**Exercise set**
A – In the news excerpt about the Power-One embezzlement case, what was the name of the shell company Leahy opened?
B – From the Power-One embezzlement article, return the passage starting at "Randall Holliday, attorney" and ending at "of nine months.", copied word for word.

**Document extract**
Simi Valley resident Dolly Ann Leahy, formerly known as Dolly Barrera, pleaded guilty to one count of corporate embezzlement and two counts of money laundering last week in Ventura County Superior Court.

Leahy is expected to be sentenced in early December and could face up to eight years in state prison.

The guilty plea came after a lengthy and complicated investigation by local and federal law enforcement agents that culminated in Leahy's 2005 arrest and extradition from the Cayman Islands.

Leahy, 43, and her husband, Anthony Leahy, 46, allegedly created a phony company to over-bill Camarillo-based electronics manufacturer Power-One for $1.7 million in highly inflated parts orders.

While working as a parts purchaser for Power-One in 2002, Leahy opened a shell company called AT Components. She would buy parts for Power-One through AT Components, often marking up the prices considerably.

She placed $1.7 million in orders from Power-One between February and October 2002, when the scheme was discovered by the company's accounting department.

Randall Holliday, attorney for Power-One, said AT Components' bills came to be noticed by one of Leahy's supervisors because the unknown company had become one of PowerOne's top parts suppliers in a span of nine months.

**Records provided**

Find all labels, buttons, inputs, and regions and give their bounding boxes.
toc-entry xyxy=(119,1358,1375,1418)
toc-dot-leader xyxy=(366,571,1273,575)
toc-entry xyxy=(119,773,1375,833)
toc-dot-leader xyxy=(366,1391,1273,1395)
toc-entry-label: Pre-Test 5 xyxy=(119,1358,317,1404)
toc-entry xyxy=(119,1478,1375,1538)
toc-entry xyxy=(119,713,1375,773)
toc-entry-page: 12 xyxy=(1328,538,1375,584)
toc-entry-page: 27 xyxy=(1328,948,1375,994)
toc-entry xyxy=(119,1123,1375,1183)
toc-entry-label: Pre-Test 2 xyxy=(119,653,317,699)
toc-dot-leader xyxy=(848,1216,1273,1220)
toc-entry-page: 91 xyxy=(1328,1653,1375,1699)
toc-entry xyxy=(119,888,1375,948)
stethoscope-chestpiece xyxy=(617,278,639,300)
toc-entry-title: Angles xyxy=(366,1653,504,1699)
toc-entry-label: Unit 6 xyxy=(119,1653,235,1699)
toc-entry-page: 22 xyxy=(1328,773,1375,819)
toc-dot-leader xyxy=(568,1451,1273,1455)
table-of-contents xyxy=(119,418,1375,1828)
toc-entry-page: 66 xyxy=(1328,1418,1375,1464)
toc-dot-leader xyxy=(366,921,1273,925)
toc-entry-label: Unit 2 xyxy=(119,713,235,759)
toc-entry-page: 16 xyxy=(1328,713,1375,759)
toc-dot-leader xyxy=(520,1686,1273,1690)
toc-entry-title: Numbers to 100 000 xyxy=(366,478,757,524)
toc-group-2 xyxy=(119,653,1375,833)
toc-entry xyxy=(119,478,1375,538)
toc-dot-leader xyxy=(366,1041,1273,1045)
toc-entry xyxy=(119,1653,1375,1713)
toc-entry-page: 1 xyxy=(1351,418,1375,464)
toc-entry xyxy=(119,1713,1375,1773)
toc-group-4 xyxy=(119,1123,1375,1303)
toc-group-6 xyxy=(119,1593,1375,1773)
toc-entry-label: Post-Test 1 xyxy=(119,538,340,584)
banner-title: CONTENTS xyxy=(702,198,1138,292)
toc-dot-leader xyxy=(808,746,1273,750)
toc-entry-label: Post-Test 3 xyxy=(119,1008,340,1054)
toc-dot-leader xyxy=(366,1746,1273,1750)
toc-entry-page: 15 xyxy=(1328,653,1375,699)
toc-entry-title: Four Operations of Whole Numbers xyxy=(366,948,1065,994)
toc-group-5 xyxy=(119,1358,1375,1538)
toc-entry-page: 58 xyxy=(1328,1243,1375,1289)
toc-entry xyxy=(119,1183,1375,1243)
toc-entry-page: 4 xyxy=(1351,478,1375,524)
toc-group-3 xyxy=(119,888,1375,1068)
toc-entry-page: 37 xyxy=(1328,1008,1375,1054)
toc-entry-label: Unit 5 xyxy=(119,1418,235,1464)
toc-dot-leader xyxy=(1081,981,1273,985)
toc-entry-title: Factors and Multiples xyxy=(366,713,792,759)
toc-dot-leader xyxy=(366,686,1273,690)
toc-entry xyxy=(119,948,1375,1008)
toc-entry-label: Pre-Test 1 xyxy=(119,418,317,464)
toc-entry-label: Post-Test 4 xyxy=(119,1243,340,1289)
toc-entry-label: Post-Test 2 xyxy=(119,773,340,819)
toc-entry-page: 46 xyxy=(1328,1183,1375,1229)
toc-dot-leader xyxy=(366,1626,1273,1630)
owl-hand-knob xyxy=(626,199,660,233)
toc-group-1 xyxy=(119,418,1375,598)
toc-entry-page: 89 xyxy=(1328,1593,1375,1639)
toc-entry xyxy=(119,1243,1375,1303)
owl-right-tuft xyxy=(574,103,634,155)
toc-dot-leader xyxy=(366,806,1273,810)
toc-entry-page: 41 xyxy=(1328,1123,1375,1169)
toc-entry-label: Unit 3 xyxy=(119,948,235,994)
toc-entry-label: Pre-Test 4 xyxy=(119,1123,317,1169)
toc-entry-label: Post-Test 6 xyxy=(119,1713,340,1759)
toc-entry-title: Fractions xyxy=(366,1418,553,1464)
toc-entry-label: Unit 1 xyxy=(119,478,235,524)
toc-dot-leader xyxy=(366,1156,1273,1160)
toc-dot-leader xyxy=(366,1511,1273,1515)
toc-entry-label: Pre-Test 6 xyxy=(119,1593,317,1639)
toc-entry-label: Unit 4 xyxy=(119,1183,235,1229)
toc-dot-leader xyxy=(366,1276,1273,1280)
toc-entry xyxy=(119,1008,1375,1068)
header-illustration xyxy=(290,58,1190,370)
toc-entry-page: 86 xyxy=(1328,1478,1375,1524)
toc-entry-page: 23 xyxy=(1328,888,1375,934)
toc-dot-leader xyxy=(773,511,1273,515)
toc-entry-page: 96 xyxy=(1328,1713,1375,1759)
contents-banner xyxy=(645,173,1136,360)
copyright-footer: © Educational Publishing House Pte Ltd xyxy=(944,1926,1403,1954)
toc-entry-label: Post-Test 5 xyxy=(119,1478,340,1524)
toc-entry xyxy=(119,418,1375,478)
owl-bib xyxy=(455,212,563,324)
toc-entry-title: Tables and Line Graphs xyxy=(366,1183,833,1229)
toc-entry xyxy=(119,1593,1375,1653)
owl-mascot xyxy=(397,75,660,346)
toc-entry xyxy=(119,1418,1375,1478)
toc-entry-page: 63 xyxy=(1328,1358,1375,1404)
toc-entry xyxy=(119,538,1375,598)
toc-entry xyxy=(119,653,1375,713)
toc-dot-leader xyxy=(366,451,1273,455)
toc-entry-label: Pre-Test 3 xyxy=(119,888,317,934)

**Expected responses**
A – AT Components

B –
Randall Holliday, attorney for Power-One, said AT Components' bills came to be noticed by one of Leahy's supervisors because the unknown company had become one of PowerOne's top parts suppliers in a span of nine months.